- Material supplied -
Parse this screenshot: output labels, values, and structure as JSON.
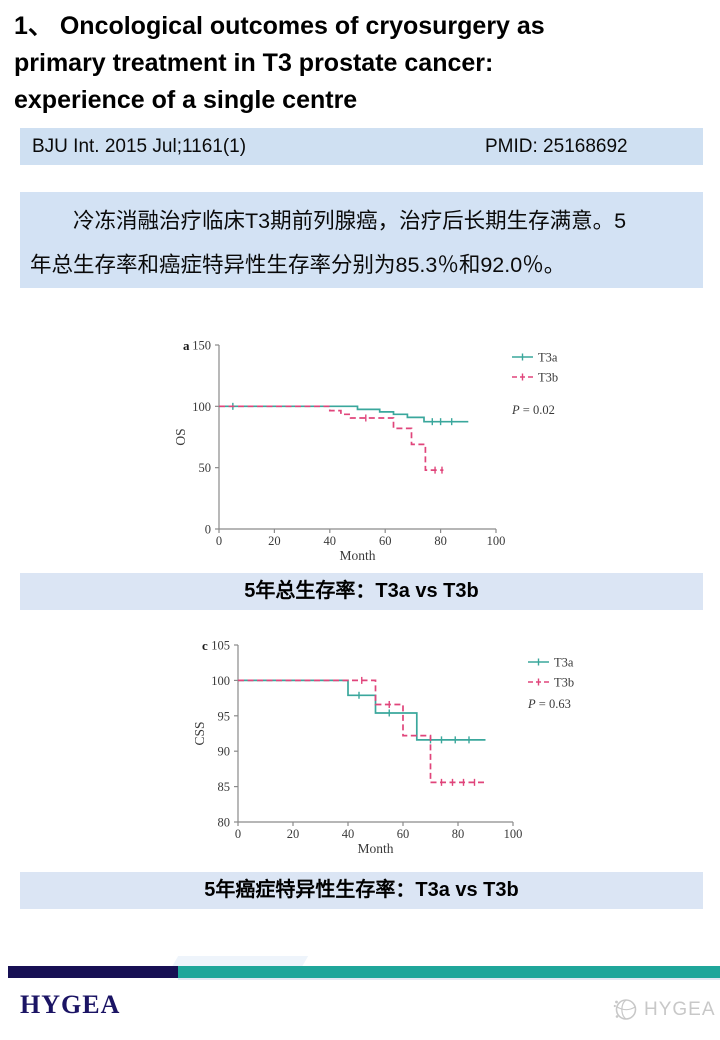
{
  "title": "1、 Oncological outcomes of cryosurgery as\nprimary treatment in T3 prostate cancer:\nexperience of a single centre",
  "citation": {
    "left": "BJU Int. 2015 Jul;1161(1)",
    "right": "PMID: 25168692"
  },
  "summary": "冷冻消融治疗临床T3期前列腺癌，治疗后长期生存满意。5\n年总生存率和癌症特异性生存率分别为85.3％和92.0％。",
  "captions": {
    "os": "5年总生存率：T3a vs T3b",
    "css": "5年癌症特异性生存率：T3a vs T3b"
  },
  "footer": {
    "logo_text": "HYGEA",
    "watermark_text": "HYGEA"
  },
  "colors": {
    "t3a_teal": "#3aa79c",
    "t3b_pink": "#e0457b",
    "citation_bg": "#cfe0f2",
    "summary_bg": "#d3e2f4",
    "caption_bg": "#dbe5f4",
    "footer_navy": "#171054",
    "footer_teal": "#1fa69a",
    "logo_navy": "#1b1464",
    "watermark_gray": "#c8c8c8"
  },
  "chart_data": [
    {
      "type": "line",
      "subtype": "kaplan-meier-step",
      "panel": "a",
      "xlabel": "Month",
      "ylabel": "OS",
      "p_label": "P = 0.02",
      "xlim": [
        0,
        100
      ],
      "ylim": [
        0,
        150
      ],
      "xticks": [
        0,
        20,
        40,
        60,
        80,
        100
      ],
      "yticks": [
        0,
        50,
        100,
        150
      ],
      "legend_position": "upper right, outside plot",
      "grid": false,
      "series": [
        {
          "name": "T3a",
          "color": "#3aa79c",
          "dashed": false,
          "points": [
            [
              0,
              100
            ],
            [
              50,
              100
            ],
            [
              50,
              97.5
            ],
            [
              58,
              97.5
            ],
            [
              58,
              95.5
            ],
            [
              63,
              95.5
            ],
            [
              63,
              93.5
            ],
            [
              68,
              93.5
            ],
            [
              68,
              91
            ],
            [
              74,
              91
            ],
            [
              74,
              87.5
            ],
            [
              90,
              87.5
            ]
          ],
          "censors": [
            [
              5,
              100
            ],
            [
              77,
              87.5
            ],
            [
              80,
              87.5
            ],
            [
              84,
              87.5
            ]
          ]
        },
        {
          "name": "T3b",
          "color": "#e0457b",
          "dashed": true,
          "points": [
            [
              0,
              100
            ],
            [
              40,
              100
            ],
            [
              40,
              96.5
            ],
            [
              44,
              96.5
            ],
            [
              44,
              93.5
            ],
            [
              47.5,
              93.5
            ],
            [
              47.5,
              90.5
            ],
            [
              63,
              90.5
            ],
            [
              63,
              82
            ],
            [
              69.5,
              82
            ],
            [
              69.5,
              69
            ],
            [
              74.5,
              69
            ],
            [
              74.5,
              48
            ],
            [
              81,
              48
            ]
          ],
          "censors": [
            [
              53,
              90.5
            ],
            [
              78,
              48
            ],
            [
              80.5,
              48
            ]
          ]
        }
      ]
    },
    {
      "type": "line",
      "subtype": "kaplan-meier-step",
      "panel": "c",
      "xlabel": "Month",
      "ylabel": "CSS",
      "p_label": "P = 0.63",
      "xlim": [
        0,
        100
      ],
      "ylim": [
        80,
        105
      ],
      "xticks": [
        0,
        20,
        40,
        60,
        80,
        100
      ],
      "yticks": [
        80,
        85,
        90,
        95,
        100,
        105
      ],
      "legend_position": "upper right, outside plot",
      "grid": false,
      "series": [
        {
          "name": "T3a",
          "color": "#3aa79c",
          "dashed": false,
          "points": [
            [
              0,
              100
            ],
            [
              40,
              100
            ],
            [
              40,
              97.9
            ],
            [
              50,
              97.9
            ],
            [
              50,
              95.4
            ],
            [
              65,
              95.4
            ],
            [
              65,
              91.6
            ],
            [
              90,
              91.6
            ]
          ],
          "censors": [
            [
              44,
              97.9
            ],
            [
              55,
              95.4
            ],
            [
              70,
              91.6
            ],
            [
              74,
              91.6
            ],
            [
              79,
              91.6
            ],
            [
              84,
              91.6
            ]
          ]
        },
        {
          "name": "T3b",
          "color": "#e0457b",
          "dashed": true,
          "points": [
            [
              0,
              100
            ],
            [
              50,
              100
            ],
            [
              50,
              96.6
            ],
            [
              60,
              96.6
            ],
            [
              60,
              92.2
            ],
            [
              70,
              92.2
            ],
            [
              70,
              85.6
            ],
            [
              90,
              85.6
            ]
          ],
          "censors": [
            [
              45,
              100
            ],
            [
              55,
              96.6
            ],
            [
              74,
              85.6
            ],
            [
              78,
              85.6
            ],
            [
              82,
              85.6
            ],
            [
              86,
              85.6
            ]
          ]
        }
      ]
    }
  ]
}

- Instruction -
Transcribe the records verbatim and omit the images.

- Response below -
Parse this screenshot: output labels, values, and structure as JSON.
{
  "title": "1、 Oncological outcomes of cryosurgery as\nprimary treatment in T3 prostate cancer:\nexperience of a single centre",
  "citation": {
    "left": "BJU Int. 2015 Jul;1161(1)",
    "right": "PMID: 25168692"
  },
  "summary": "冷冻消融治疗临床T3期前列腺癌，治疗后长期生存满意。5\n年总生存率和癌症特异性生存率分别为85.3％和92.0％。",
  "captions": {
    "os": "5年总生存率：T3a vs T3b",
    "css": "5年癌症特异性生存率：T3a vs T3b"
  },
  "footer": {
    "logo_text": "HYGEA",
    "watermark_text": "HYGEA"
  },
  "colors": {
    "t3a_teal": "#3aa79c",
    "t3b_pink": "#e0457b",
    "citation_bg": "#cfe0f2",
    "summary_bg": "#d3e2f4",
    "caption_bg": "#dbe5f4",
    "footer_navy": "#171054",
    "footer_teal": "#1fa69a",
    "logo_navy": "#1b1464",
    "watermark_gray": "#c8c8c8"
  },
  "chart_data": [
    {
      "type": "line",
      "subtype": "kaplan-meier-step",
      "panel": "a",
      "xlabel": "Month",
      "ylabel": "OS",
      "p_label": "P = 0.02",
      "xlim": [
        0,
        100
      ],
      "ylim": [
        0,
        150
      ],
      "xticks": [
        0,
        20,
        40,
        60,
        80,
        100
      ],
      "yticks": [
        0,
        50,
        100,
        150
      ],
      "legend_position": "upper right, outside plot",
      "grid": false,
      "series": [
        {
          "name": "T3a",
          "color": "#3aa79c",
          "dashed": false,
          "points": [
            [
              0,
              100
            ],
            [
              50,
              100
            ],
            [
              50,
              97.5
            ],
            [
              58,
              97.5
            ],
            [
              58,
              95.5
            ],
            [
              63,
              95.5
            ],
            [
              63,
              93.5
            ],
            [
              68,
              93.5
            ],
            [
              68,
              91
            ],
            [
              74,
              91
            ],
            [
              74,
              87.5
            ],
            [
              90,
              87.5
            ]
          ],
          "censors": [
            [
              5,
              100
            ],
            [
              77,
              87.5
            ],
            [
              80,
              87.5
            ],
            [
              84,
              87.5
            ]
          ]
        },
        {
          "name": "T3b",
          "color": "#e0457b",
          "dashed": true,
          "points": [
            [
              0,
              100
            ],
            [
              40,
              100
            ],
            [
              40,
              96.5
            ],
            [
              44,
              96.5
            ],
            [
              44,
              93.5
            ],
            [
              47.5,
              93.5
            ],
            [
              47.5,
              90.5
            ],
            [
              63,
              90.5
            ],
            [
              63,
              82
            ],
            [
              69.5,
              82
            ],
            [
              69.5,
              69
            ],
            [
              74.5,
              69
            ],
            [
              74.5,
              48
            ],
            [
              81,
              48
            ]
          ],
          "censors": [
            [
              53,
              90.5
            ],
            [
              78,
              48
            ],
            [
              80.5,
              48
            ]
          ]
        }
      ]
    },
    {
      "type": "line",
      "subtype": "kaplan-meier-step",
      "panel": "c",
      "xlabel": "Month",
      "ylabel": "CSS",
      "p_label": "P = 0.63",
      "xlim": [
        0,
        100
      ],
      "ylim": [
        80,
        105
      ],
      "xticks": [
        0,
        20,
        40,
        60,
        80,
        100
      ],
      "yticks": [
        80,
        85,
        90,
        95,
        100,
        105
      ],
      "legend_position": "upper right, outside plot",
      "grid": false,
      "series": [
        {
          "name": "T3a",
          "color": "#3aa79c",
          "dashed": false,
          "points": [
            [
              0,
              100
            ],
            [
              40,
              100
            ],
            [
              40,
              97.9
            ],
            [
              50,
              97.9
            ],
            [
              50,
              95.4
            ],
            [
              65,
              95.4
            ],
            [
              65,
              91.6
            ],
            [
              90,
              91.6
            ]
          ],
          "censors": [
            [
              44,
              97.9
            ],
            [
              55,
              95.4
            ],
            [
              70,
              91.6
            ],
            [
              74,
              91.6
            ],
            [
              79,
              91.6
            ],
            [
              84,
              91.6
            ]
          ]
        },
        {
          "name": "T3b",
          "color": "#e0457b",
          "dashed": true,
          "points": [
            [
              0,
              100
            ],
            [
              50,
              100
            ],
            [
              50,
              96.6
            ],
            [
              60,
              96.6
            ],
            [
              60,
              92.2
            ],
            [
              70,
              92.2
            ],
            [
              70,
              85.6
            ],
            [
              90,
              85.6
            ]
          ],
          "censors": [
            [
              45,
              100
            ],
            [
              55,
              96.6
            ],
            [
              74,
              85.6
            ],
            [
              78,
              85.6
            ],
            [
              82,
              85.6
            ],
            [
              86,
              85.6
            ]
          ]
        }
      ]
    }
  ]
}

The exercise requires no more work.